Exercise prompt ▸
Output all records precisely as written.

Given data ▸
/---

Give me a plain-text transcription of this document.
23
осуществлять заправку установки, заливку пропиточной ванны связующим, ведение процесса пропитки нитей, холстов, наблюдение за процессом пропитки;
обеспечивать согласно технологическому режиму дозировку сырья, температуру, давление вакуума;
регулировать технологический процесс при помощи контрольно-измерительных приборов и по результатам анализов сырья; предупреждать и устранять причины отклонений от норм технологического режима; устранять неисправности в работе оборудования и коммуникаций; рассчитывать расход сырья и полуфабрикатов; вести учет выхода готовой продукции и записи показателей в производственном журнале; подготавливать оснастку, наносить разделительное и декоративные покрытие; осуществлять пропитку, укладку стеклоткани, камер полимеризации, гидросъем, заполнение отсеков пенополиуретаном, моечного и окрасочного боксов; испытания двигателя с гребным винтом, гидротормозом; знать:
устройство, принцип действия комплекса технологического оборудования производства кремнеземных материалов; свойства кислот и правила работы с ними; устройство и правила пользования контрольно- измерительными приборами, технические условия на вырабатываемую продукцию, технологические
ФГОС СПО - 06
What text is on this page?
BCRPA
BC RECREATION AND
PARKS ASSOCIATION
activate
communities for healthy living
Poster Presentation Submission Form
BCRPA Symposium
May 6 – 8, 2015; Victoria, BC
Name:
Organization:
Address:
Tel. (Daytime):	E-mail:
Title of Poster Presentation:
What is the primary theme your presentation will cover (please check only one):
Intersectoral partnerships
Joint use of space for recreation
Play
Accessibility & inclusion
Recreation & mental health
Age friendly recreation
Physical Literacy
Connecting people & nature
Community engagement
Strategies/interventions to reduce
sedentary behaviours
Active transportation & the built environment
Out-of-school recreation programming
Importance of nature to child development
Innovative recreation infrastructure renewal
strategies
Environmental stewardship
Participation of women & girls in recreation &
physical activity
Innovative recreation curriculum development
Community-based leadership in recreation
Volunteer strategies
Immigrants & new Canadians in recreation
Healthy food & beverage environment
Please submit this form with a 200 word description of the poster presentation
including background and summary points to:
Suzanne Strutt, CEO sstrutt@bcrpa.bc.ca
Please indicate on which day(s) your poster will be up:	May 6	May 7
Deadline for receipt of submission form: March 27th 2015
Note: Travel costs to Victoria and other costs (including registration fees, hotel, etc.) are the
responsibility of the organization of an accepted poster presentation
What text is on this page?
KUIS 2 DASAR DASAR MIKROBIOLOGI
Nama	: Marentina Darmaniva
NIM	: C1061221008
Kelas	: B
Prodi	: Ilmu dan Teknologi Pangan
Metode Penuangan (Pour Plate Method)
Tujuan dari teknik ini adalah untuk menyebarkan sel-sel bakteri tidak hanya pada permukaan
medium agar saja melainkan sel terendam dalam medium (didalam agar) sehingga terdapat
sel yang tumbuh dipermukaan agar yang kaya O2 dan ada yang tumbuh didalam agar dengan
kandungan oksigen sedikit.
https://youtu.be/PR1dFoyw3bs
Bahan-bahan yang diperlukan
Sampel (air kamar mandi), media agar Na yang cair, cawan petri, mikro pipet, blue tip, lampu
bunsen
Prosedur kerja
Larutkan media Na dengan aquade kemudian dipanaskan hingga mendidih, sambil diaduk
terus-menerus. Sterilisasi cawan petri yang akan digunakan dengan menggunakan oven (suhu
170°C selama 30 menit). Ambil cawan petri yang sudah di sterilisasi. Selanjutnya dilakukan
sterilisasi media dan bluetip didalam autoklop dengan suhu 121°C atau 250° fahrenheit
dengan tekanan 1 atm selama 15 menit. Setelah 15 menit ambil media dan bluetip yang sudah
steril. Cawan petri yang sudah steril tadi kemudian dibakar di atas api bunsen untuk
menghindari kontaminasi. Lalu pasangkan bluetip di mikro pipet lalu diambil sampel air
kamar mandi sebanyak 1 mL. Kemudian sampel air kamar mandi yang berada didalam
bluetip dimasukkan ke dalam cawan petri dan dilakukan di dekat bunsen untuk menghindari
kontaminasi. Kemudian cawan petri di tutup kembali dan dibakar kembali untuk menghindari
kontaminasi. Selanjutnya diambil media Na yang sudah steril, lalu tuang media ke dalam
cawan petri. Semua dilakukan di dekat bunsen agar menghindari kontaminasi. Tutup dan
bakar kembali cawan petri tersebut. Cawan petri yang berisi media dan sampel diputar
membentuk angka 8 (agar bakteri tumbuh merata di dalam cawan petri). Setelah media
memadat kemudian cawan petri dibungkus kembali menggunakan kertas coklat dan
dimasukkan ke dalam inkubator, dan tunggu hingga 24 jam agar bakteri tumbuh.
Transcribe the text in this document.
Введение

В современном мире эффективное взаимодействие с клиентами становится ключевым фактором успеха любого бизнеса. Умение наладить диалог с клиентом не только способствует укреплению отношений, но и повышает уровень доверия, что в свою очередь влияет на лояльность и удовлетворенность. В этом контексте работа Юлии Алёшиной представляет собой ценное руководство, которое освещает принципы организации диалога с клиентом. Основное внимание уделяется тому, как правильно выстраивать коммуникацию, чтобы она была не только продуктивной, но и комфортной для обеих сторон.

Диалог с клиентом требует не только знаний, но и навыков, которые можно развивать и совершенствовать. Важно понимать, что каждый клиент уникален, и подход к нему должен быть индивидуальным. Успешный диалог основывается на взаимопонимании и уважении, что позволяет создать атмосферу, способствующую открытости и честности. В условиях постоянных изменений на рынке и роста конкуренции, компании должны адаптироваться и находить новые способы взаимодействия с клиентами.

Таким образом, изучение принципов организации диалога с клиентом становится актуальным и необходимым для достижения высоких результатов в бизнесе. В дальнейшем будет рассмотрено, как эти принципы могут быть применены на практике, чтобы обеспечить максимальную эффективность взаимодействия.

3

\---

Solution for this task ▸
Give me a plain-text transcription of this document.
23
осуществлять заправку установки, заливку пропиточной ванны связующим, ведение процесса пропитки нитей, холстов, наблюдение за процессом пропитки;
обеспечивать согласно технологическому режиму дозировку сырья, температуру, давление вакуума;
регулировать технологический процесс при помощи контрольно-измерительных приборов и по результатам анализов сырья; предупреждать и устранять причины отклонений от норм технологического режима; устранять неисправности в работе оборудования и коммуникаций; рассчитывать расход сырья и полуфабрикатов; вести учет выхода готовой продукции и записи показателей в производственном журнале; подготавливать оснастку, наносить разделительное и декоративные покрытие; осуществлять пропитку, укладку стеклоткани, камер полимеризации, гидросъем, заполнение отсеков пенополиуретаном, моечного и окрасочного боксов; испытания двигателя с гребным винтом, гидротормозом; знать:
устройство, принцип действия комплекса технологического оборудования производства кремнеземных материалов; свойства кислот и правила работы с ними; устройство и правила пользования контрольно- измерительными приборами, технические условия на вырабатываемую продукцию, технологические
ФГОС СПО - 06
What text is on this page?
BCRPA
BC RECREATION AND
PARKS ASSOCIATION
activate
communities for healthy living
Poster Presentation Submission Form
BCRPA Symposium
May 6 – 8, 2015; Victoria, BC
Name:
Organization:
Address:
Tel. (Daytime):	E-mail:
Title of Poster Presentation:
What is the primary theme your presentation will cover (please check only one):
Intersectoral partnerships
Joint use of space for recreation
Play
Accessibility & inclusion
Recreation & mental health
Age friendly recreation
Physical Literacy
Connecting people & nature
Community engagement
Strategies/interventions to reduce
sedentary behaviours
Active transportation & the built environment
Out-of-school recreation programming
Importance of nature to child development
Innovative recreation infrastructure renewal
strategies
Environmental stewardship
Participation of women & girls in recreation &
physical activity
Innovative recreation curriculum development
Community-based leadership in recreation
Volunteer strategies
Immigrants & new Canadians in recreation
Healthy food & beverage environment
Please submit this form with a 200 word description of the poster presentation
including background and summary points to:
Suzanne Strutt, CEO sstrutt@bcrpa.bc.ca
Please indicate on which day(s) your poster will be up:	May 6	May 7
Deadline for receipt of submission form: March 27th 2015
Note: Travel costs to Victoria and other costs (including registration fees, hotel, etc.) are the
responsibility of the organization of an accepted poster presentation
What text is on this page?
KUIS 2 DASAR DASAR MIKROBIOLOGI
Nama	: Marentina Darmaniva
NIM	: C1061221008
Kelas	: B
Prodi	: Ilmu dan Teknologi Pangan
Metode Penuangan (Pour Plate Method)
Tujuan dari teknik ini adalah untuk menyebarkan sel-sel bakteri tidak hanya pada permukaan
medium agar saja melainkan sel terendam dalam medium (didalam agar) sehingga terdapat
sel yang tumbuh dipermukaan agar yang kaya O2 dan ada yang tumbuh didalam agar dengan
kandungan oksigen sedikit.
https://youtu.be/PR1dFoyw3bs
Bahan-bahan yang diperlukan
Sampel (air kamar mandi), media agar Na yang cair, cawan petri, mikro pipet, blue tip, lampu
bunsen
Prosedur kerja
Larutkan media Na dengan aquade kemudian dipanaskan hingga mendidih, sambil diaduk
terus-menerus. Sterilisasi cawan petri yang akan digunakan dengan menggunakan oven (suhu
170°C selama 30 menit). Ambil cawan petri yang sudah di sterilisasi. Selanjutnya dilakukan
sterilisasi media dan bluetip didalam autoklop dengan suhu 121°C atau 250° fahrenheit
dengan tekanan 1 atm selama 15 menit. Setelah 15 menit ambil media dan bluetip yang sudah
steril. Cawan petri yang sudah steril tadi kemudian dibakar di atas api bunsen untuk
menghindari kontaminasi. Lalu pasangkan bluetip di mikro pipet lalu diambil sampel air
kamar mandi sebanyak 1 mL. Kemudian sampel air kamar mandi yang berada didalam
bluetip dimasukkan ke dalam cawan petri dan dilakukan di dekat bunsen untuk menghindari
kontaminasi. Kemudian cawan petri di tutup kembali dan dibakar kembali untuk menghindari
kontaminasi. Selanjutnya diambil media Na yang sudah steril, lalu tuang media ke dalam
cawan petri. Semua dilakukan di dekat bunsen agar menghindari kontaminasi. Tutup dan
bakar kembali cawan petri tersebut. Cawan petri yang berisi media dan sampel diputar
membentuk angka 8 (agar bakteri tumbuh merata di dalam cawan petri). Setelah media
memadat kemudian cawan petri dibungkus kembali menggunakan kertas coklat dan
dimasukkan ke dalam inkubator, dan tunggu hingga 24 jam agar bakteri tumbuh.
Transcribe the text in this document.
Введение

В современном мире эффективное взаимодействие с клиентами становится ключевым фактором успеха любого бизнеса. Умение наладить диалог с клиентом не только способствует укреплению отношений, но и повышает уровень доверия, что в свою очередь влияет на лояльность и удовлетворенность. В этом контексте работа Юлии Алёшиной представляет собой ценное руководство, которое освещает принципы организации диалога с клиентом. Основное внимание уделяется тому, как правильно выстраивать коммуникацию, чтобы она была не только продуктивной, но и комфортной для обеих сторон.

Диалог с клиентом требует не только знаний, но и навыков, которые можно развивать и совершенствовать. Важно понимать, что каждый клиент уникален, и подход к нему должен быть индивидуальным. Успешный диалог основывается на взаимопонимании и уважении, что позволяет создать атмосферу, способствующую открытости и честности. В условиях постоянных изменений на рынке и роста конкуренции, компании должны адаптироваться и находить новые способы взаимодействия с клиентами.

Таким образом, изучение принципов организации диалога с клиентом становится актуальным и необходимым для достижения высоких результатов в бизнесе. В дальнейшем будет рассмотрено, как эти принципы могут быть применены на практике, чтобы обеспечить максимальную эффективность взаимодействия.

3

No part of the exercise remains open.